Data entries for graphics

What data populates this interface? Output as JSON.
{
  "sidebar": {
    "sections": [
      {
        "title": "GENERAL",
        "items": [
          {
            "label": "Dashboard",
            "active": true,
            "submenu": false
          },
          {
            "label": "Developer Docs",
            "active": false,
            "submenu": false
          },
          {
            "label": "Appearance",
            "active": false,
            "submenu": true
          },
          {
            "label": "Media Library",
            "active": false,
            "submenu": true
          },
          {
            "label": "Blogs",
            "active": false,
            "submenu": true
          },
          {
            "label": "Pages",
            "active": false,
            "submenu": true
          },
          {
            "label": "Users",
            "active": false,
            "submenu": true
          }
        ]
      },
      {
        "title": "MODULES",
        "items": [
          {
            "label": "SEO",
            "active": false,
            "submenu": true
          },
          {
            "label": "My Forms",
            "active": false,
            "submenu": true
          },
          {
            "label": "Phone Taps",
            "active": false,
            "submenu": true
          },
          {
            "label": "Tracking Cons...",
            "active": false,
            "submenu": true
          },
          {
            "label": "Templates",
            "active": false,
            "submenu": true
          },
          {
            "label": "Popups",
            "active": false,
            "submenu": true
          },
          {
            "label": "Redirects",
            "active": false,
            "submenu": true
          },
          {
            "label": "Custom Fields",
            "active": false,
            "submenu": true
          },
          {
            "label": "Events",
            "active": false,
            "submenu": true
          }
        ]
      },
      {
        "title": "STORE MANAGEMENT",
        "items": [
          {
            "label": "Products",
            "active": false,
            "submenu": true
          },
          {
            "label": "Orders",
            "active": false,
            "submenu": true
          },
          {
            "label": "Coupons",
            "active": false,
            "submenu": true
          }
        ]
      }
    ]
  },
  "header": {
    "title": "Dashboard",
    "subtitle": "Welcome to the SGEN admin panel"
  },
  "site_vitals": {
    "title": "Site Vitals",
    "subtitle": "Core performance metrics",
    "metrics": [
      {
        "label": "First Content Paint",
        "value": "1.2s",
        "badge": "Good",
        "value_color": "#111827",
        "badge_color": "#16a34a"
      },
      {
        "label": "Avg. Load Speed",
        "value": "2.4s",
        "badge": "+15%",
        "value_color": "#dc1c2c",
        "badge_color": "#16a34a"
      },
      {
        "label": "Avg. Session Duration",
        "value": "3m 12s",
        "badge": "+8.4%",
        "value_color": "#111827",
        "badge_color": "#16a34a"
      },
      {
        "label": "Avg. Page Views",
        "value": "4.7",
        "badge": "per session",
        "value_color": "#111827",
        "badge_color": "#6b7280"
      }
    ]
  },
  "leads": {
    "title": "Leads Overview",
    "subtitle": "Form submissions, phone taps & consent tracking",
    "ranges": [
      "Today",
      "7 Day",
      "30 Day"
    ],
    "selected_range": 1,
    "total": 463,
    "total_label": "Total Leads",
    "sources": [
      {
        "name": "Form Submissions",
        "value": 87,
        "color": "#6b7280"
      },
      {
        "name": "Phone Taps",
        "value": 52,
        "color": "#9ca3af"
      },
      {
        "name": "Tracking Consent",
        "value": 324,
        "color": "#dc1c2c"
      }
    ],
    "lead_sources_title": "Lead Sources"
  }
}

● SET EXERCISE
Go through the listing above and list every line that has the word "subtitle".

● PROBLEM SOLUTION
    "subtitle": "Welcome to the SGEN admin panel"
    "subtitle": "Core performance metrics",
    "subtitle": "Form submissions, phone taps & consent tracking",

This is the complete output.